Every record must appear in your copy exactly as written, with no pictures.

# Start of STORED DATA

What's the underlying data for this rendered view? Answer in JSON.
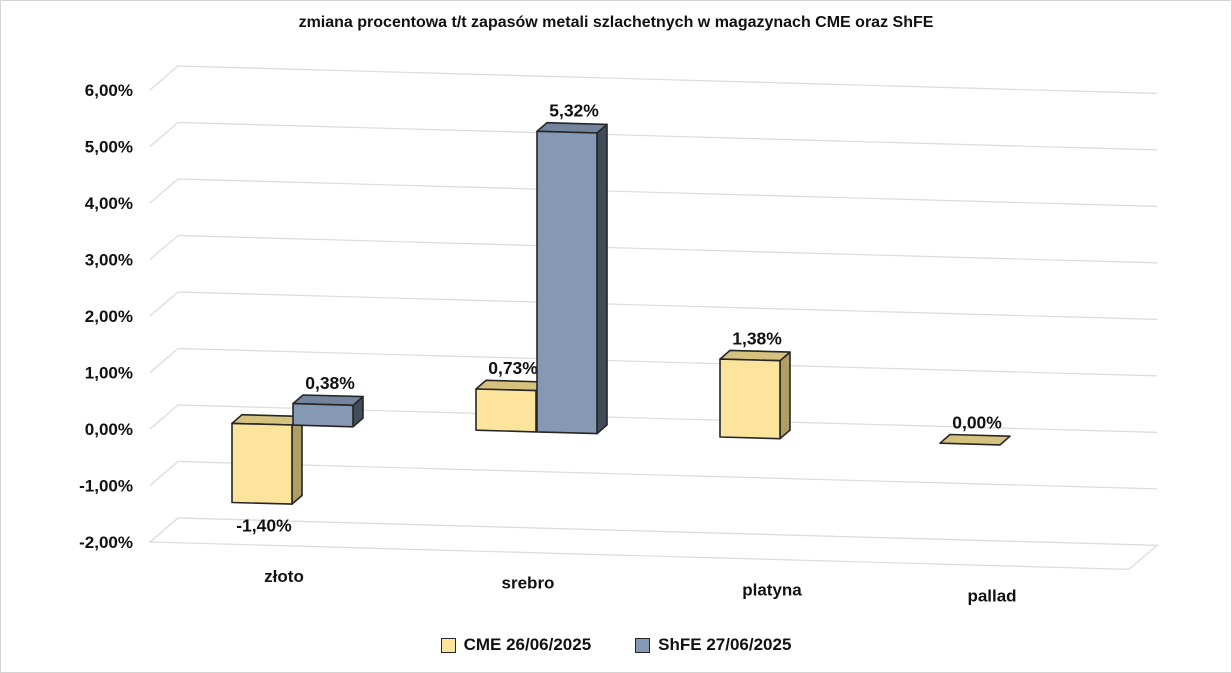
{
  "chart_data": {
    "type": "bar",
    "style": "3d-clustered-column",
    "title": "zmiana procentowa t/t zapasów metali szlachetnych w magazynach CME oraz ShFE",
    "categories": [
      "złoto",
      "srebro",
      "platyna",
      "pallad"
    ],
    "series": [
      {
        "name": "CME 26/06/2025",
        "values": [
          -1.4,
          0.73,
          1.38,
          0.0
        ],
        "labels": [
          "-1,40%",
          "0,73%",
          "1,38%",
          "0,00%"
        ],
        "color_front": "#FCE49D",
        "color_top": "#D5C27E",
        "color_side": "#AE9D65"
      },
      {
        "name": "ShFE 27/06/2025",
        "values": [
          0.38,
          5.32,
          null,
          null
        ],
        "labels": [
          "0,38%",
          "5,32%",
          null,
          null
        ],
        "color_front": "#8599B4",
        "color_top": "#73849C",
        "color_side": "#414B5A"
      }
    ],
    "y_axis": {
      "min": -2,
      "max": 6,
      "step": 1,
      "tick_labels": [
        "-2,00%",
        "-1,00%",
        "0,00%",
        "1,00%",
        "2,00%",
        "3,00%",
        "4,00%",
        "5,00%",
        "6,00%"
      ]
    },
    "grid": true,
    "legend_position": "bottom",
    "colors": {
      "grid": "#DBDBDB",
      "bar_outline": "#262626",
      "text": "#111111",
      "background": "#FFFFFF"
    }
  }
}
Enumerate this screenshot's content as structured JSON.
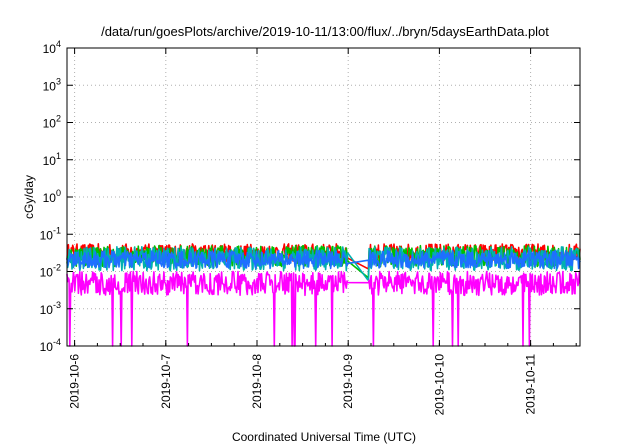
{
  "chart_data": {
    "type": "line",
    "title": "/data/run/goesPlots/archive/2019-10-11/13:00/flux/../bryn/5daysEarthData.plot",
    "xlabel": "Coordinated Universal Time (UTC)",
    "ylabel": "cGy/day",
    "y_scale": "log",
    "ylim": [
      0.0001,
      10000
    ],
    "y_ticks": [
      {
        "value": 0.0001,
        "base": "10",
        "exp": "-4"
      },
      {
        "value": 0.001,
        "base": "10",
        "exp": "-3"
      },
      {
        "value": 0.01,
        "base": "10",
        "exp": "-2"
      },
      {
        "value": 0.1,
        "base": "10",
        "exp": "-1"
      },
      {
        "value": 1,
        "base": "10",
        "exp": "0"
      },
      {
        "value": 10,
        "base": "10",
        "exp": "1"
      },
      {
        "value": 100,
        "base": "10",
        "exp": "2"
      },
      {
        "value": 1000,
        "base": "10",
        "exp": "3"
      },
      {
        "value": 10000,
        "base": "10",
        "exp": "4"
      }
    ],
    "xlim": [
      "2019-10-05 22:00",
      "2019-10-11 13:00"
    ],
    "x_ticks": [
      "2019-10-6",
      "2019-10-7",
      "2019-10-8",
      "2019-10-9",
      "2019-10-10",
      "2019-10-11"
    ],
    "grid": true,
    "gap": {
      "start": "2019-10-09 00:00",
      "end": "2019-10-09 05:00"
    },
    "series": [
      {
        "color": "#ff0000",
        "baseline": 0.032,
        "spread": 0.3,
        "gap_end_value": 0.012
      },
      {
        "color": "#00c000",
        "baseline": 0.026,
        "spread": 0.35,
        "gap_end_value": 0.007
      },
      {
        "color": "#00b0b0",
        "baseline": 0.022,
        "spread": 0.4,
        "gap_end_value": 0.006
      },
      {
        "color": "#1e6fff",
        "baseline": 0.021,
        "spread": 0.3,
        "gap_end_value": 0.02
      },
      {
        "color": "#ff00ff",
        "baseline": 0.0048,
        "spread": 0.4,
        "gap_end_value": 0.005
      }
    ]
  }
}
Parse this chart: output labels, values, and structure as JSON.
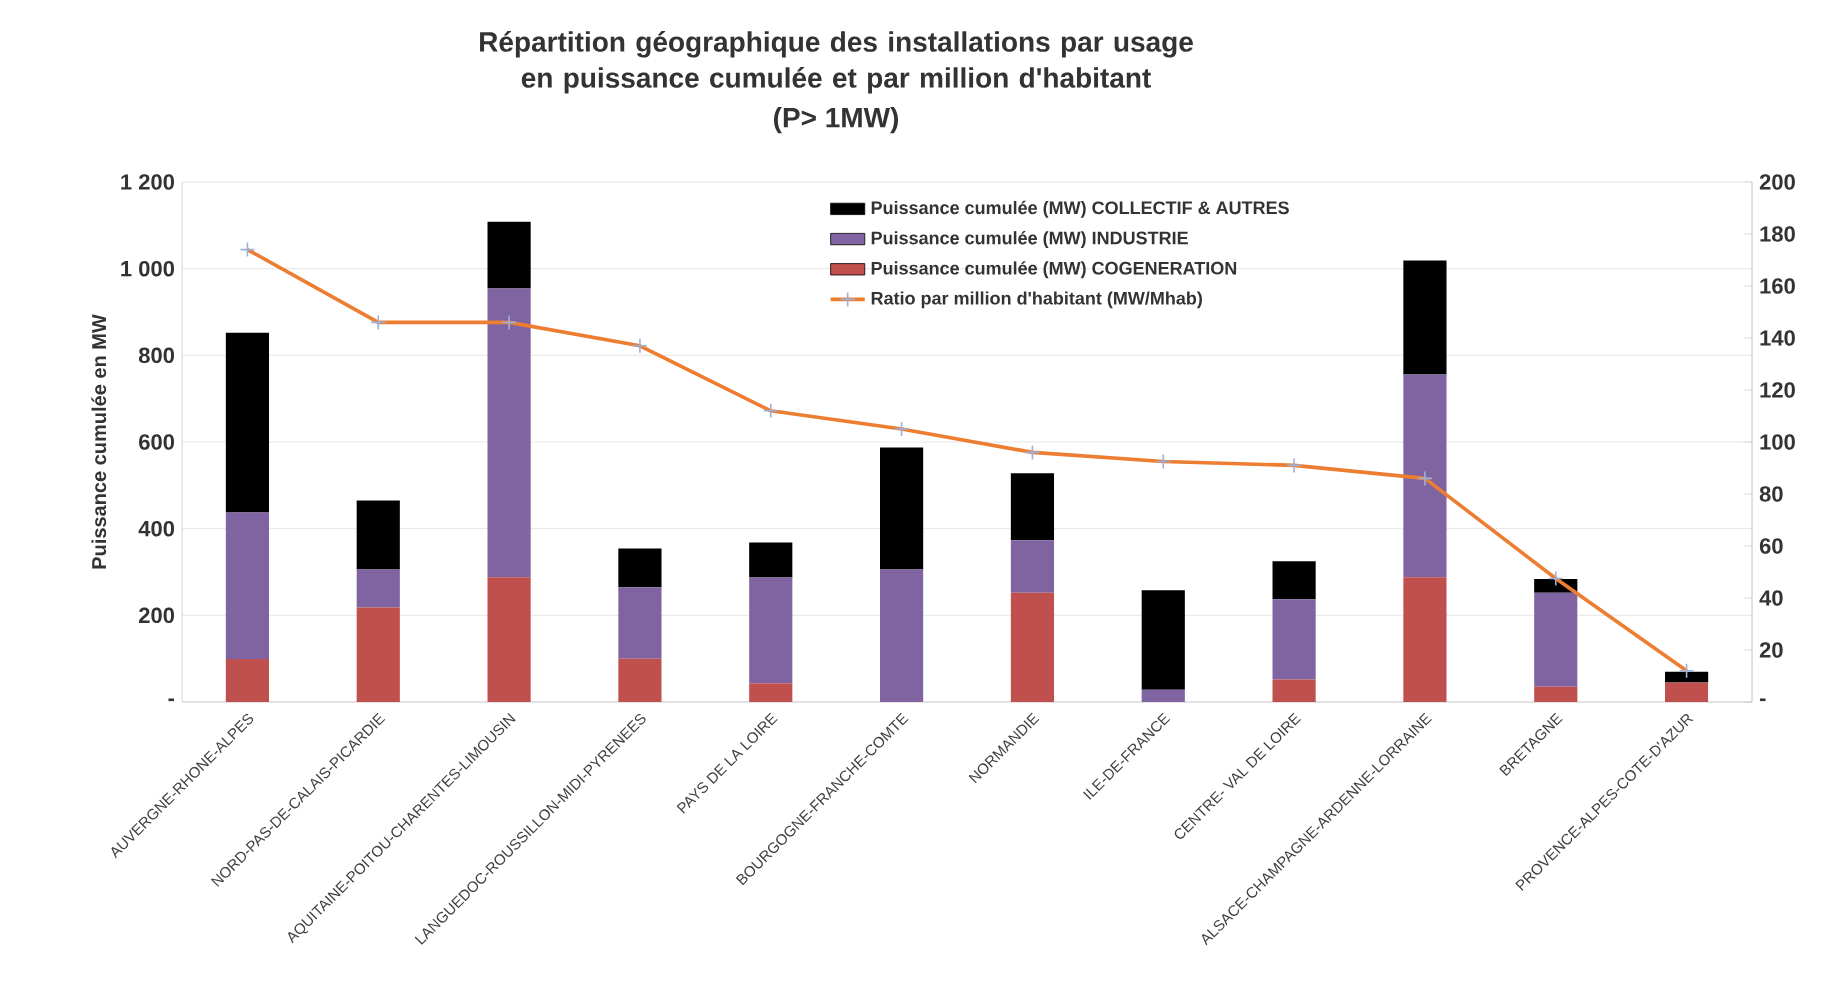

# End of STORED DATA

◆ TASK ANSWER:
What's the underlying data for this rendered view? Answer in JSON.
{
  "chart_data": {
    "type": "bar",
    "style": "3d-clustered-column",
    "title": "zmiana procentowa t/t zapasów metali szlachetnych w magazynach CME oraz ShFE",
    "categories": [
      "złoto",
      "srebro",
      "platyna",
      "pallad"
    ],
    "series": [
      {
        "name": "CME 26/06/2025",
        "values": [
          -1.4,
          0.73,
          1.38,
          0.0
        ],
        "labels": [
          "-1,40%",
          "0,73%",
          "1,38%",
          "0,00%"
        ],
        "color_front": "#FCE49D",
        "color_top": "#D5C27E",
        "color_side": "#AE9D65"
      },
      {
        "name": "ShFE 27/06/2025",
        "values": [
          0.38,
          5.32,
          null,
          null
        ],
        "labels": [
          "0,38%",
          "5,32%",
          null,
          null
        ],
        "color_front": "#8599B4",
        "color_top": "#73849C",
        "color_side": "#414B5A"
      }
    ],
    "y_axis": {
      "min": -2,
      "max": 6,
      "step": 1,
      "tick_labels": [
        "-2,00%",
        "-1,00%",
        "0,00%",
        "1,00%",
        "2,00%",
        "3,00%",
        "4,00%",
        "5,00%",
        "6,00%"
      ]
    },
    "grid": true,
    "legend_position": "bottom",
    "colors": {
      "grid": "#DBDBDB",
      "bar_outline": "#262626",
      "text": "#111111",
      "background": "#FFFFFF"
    }
  }
}
Enumerate this screenshot's content as structured JSON.
{
  "chart_data": {
    "type": "line",
    "title": "/data/run/goesPlots/archive/2019-10-11/13:00/flux/../bryn/5daysEarthData.plot",
    "xlabel": "Coordinated Universal Time (UTC)",
    "ylabel": "cGy/day",
    "y_scale": "log",
    "ylim": [
      0.0001,
      10000
    ],
    "y_ticks": [
      {
        "value": 0.0001,
        "base": "10",
        "exp": "-4"
      },
      {
        "value": 0.001,
        "base": "10",
        "exp": "-3"
      },
      {
        "value": 0.01,
        "base": "10",
        "exp": "-2"
      },
      {
        "value": 0.1,
        "base": "10",
        "exp": "-1"
      },
      {
        "value": 1,
        "base": "10",
        "exp": "0"
      },
      {
        "value": 10,
        "base": "10",
        "exp": "1"
      },
      {
        "value": 100,
        "base": "10",
        "exp": "2"
      },
      {
        "value": 1000,
        "base": "10",
        "exp": "3"
      },
      {
        "value": 10000,
        "base": "10",
        "exp": "4"
      }
    ],
    "xlim": [
      "2019-10-05 22:00",
      "2019-10-11 13:00"
    ],
    "x_ticks": [
      "2019-10-6",
      "2019-10-7",
      "2019-10-8",
      "2019-10-9",
      "2019-10-10",
      "2019-10-11"
    ],
    "grid": true,
    "gap": {
      "start": "2019-10-09 00:00",
      "end": "2019-10-09 05:00"
    },
    "series": [
      {
        "color": "#ff0000",
        "baseline": 0.032,
        "spread": 0.3,
        "gap_end_value": 0.012
      },
      {
        "color": "#00c000",
        "baseline": 0.026,
        "spread": 0.35,
        "gap_end_value": 0.007
      },
      {
        "color": "#00b0b0",
        "baseline": 0.022,
        "spread": 0.4,
        "gap_end_value": 0.006
      },
      {
        "color": "#1e6fff",
        "baseline": 0.021,
        "spread": 0.3,
        "gap_end_value": 0.02
      },
      {
        "color": "#ff00ff",
        "baseline": 0.0048,
        "spread": 0.4,
        "gap_end_value": 0.005
      }
    ]
  }
}
Parse this chart: output labels, values, and structure as JSON.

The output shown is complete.